REQUIRED TASK => Show all lines holding the string "title".

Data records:

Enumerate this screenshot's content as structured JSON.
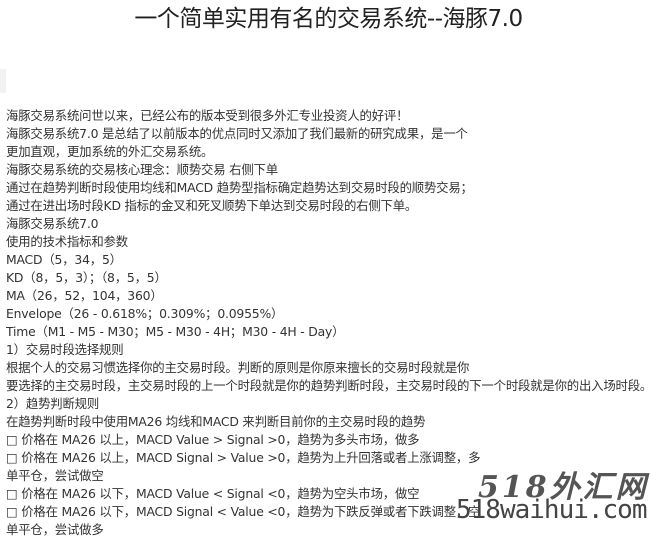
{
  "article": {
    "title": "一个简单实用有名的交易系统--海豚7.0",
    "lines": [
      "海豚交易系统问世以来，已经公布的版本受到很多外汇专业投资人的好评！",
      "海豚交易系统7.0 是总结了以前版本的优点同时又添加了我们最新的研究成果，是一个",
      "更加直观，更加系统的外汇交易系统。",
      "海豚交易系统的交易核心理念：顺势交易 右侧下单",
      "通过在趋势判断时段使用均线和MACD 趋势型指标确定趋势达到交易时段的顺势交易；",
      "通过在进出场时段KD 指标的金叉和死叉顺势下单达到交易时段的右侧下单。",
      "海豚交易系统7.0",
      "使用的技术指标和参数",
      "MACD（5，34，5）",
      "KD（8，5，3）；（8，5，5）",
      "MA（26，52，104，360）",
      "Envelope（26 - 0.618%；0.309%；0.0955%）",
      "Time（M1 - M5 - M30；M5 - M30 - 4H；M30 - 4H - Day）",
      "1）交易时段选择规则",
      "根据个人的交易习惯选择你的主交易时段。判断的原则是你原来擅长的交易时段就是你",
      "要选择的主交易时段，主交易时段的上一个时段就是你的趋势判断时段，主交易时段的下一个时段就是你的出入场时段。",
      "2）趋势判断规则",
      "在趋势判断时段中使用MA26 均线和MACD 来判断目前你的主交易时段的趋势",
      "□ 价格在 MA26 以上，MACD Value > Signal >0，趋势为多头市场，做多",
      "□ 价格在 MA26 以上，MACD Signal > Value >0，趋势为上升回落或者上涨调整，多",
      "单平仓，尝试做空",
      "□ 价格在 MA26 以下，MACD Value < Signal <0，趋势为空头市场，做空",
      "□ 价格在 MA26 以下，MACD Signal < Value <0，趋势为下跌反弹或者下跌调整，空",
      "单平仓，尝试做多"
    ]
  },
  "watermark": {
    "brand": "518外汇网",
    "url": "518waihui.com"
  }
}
...
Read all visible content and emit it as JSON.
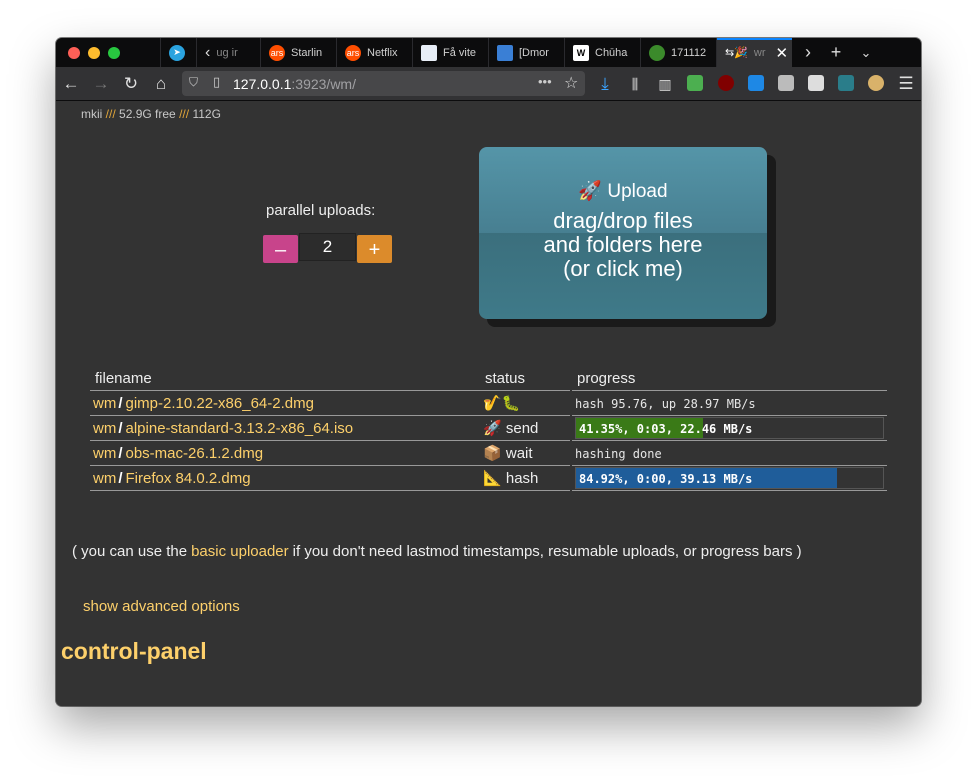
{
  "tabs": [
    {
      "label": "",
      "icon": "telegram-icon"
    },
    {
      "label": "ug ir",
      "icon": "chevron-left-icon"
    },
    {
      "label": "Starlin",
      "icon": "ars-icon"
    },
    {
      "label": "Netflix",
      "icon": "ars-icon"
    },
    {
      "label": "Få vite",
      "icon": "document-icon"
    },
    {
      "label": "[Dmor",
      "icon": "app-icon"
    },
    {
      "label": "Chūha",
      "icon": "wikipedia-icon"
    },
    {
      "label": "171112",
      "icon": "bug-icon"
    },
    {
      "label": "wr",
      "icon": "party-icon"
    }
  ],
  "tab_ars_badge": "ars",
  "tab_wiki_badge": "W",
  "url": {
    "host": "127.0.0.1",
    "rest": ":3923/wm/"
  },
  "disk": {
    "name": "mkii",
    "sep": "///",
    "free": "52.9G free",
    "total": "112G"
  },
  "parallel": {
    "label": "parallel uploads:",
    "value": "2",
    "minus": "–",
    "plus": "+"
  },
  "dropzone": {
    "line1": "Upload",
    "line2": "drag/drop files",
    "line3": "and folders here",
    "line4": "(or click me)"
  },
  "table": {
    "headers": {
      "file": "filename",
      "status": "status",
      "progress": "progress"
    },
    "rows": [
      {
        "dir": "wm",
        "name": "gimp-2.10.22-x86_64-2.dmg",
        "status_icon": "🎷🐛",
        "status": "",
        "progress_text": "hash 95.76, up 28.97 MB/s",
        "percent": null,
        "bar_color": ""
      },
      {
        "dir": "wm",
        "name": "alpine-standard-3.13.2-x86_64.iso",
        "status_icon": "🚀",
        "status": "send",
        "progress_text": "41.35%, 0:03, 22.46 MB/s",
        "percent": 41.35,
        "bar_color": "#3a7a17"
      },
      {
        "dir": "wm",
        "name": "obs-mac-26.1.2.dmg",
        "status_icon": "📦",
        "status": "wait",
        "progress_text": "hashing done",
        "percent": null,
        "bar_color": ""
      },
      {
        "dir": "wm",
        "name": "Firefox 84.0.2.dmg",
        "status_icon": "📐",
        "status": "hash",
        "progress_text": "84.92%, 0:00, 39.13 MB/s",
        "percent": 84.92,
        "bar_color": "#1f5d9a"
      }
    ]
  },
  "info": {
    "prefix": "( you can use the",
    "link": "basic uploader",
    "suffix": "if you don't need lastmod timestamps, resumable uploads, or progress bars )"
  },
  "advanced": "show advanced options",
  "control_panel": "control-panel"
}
...
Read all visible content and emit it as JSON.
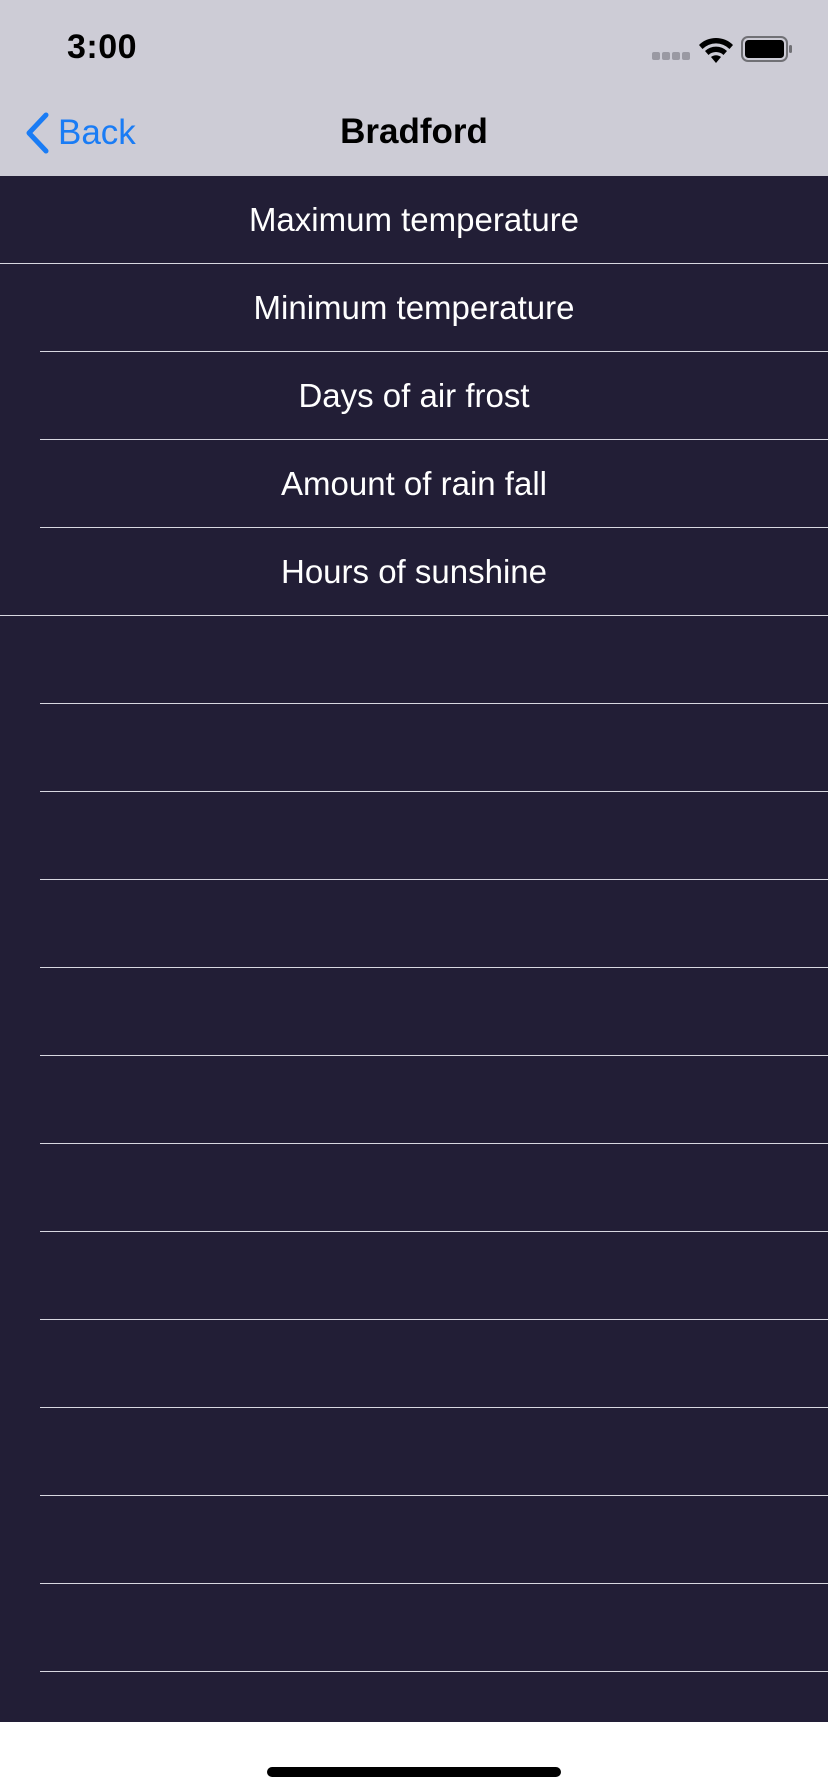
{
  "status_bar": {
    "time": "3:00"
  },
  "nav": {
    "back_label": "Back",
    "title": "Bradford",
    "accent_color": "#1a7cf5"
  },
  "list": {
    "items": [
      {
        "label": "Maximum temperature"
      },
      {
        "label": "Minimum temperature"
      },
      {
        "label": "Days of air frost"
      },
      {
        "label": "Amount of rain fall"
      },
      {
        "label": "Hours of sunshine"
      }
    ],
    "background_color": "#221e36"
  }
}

COMPLETE OUTPUT =>
    "title": "一个简单实用有名的交易系统--海豚7.0",
    "title": "Bradford",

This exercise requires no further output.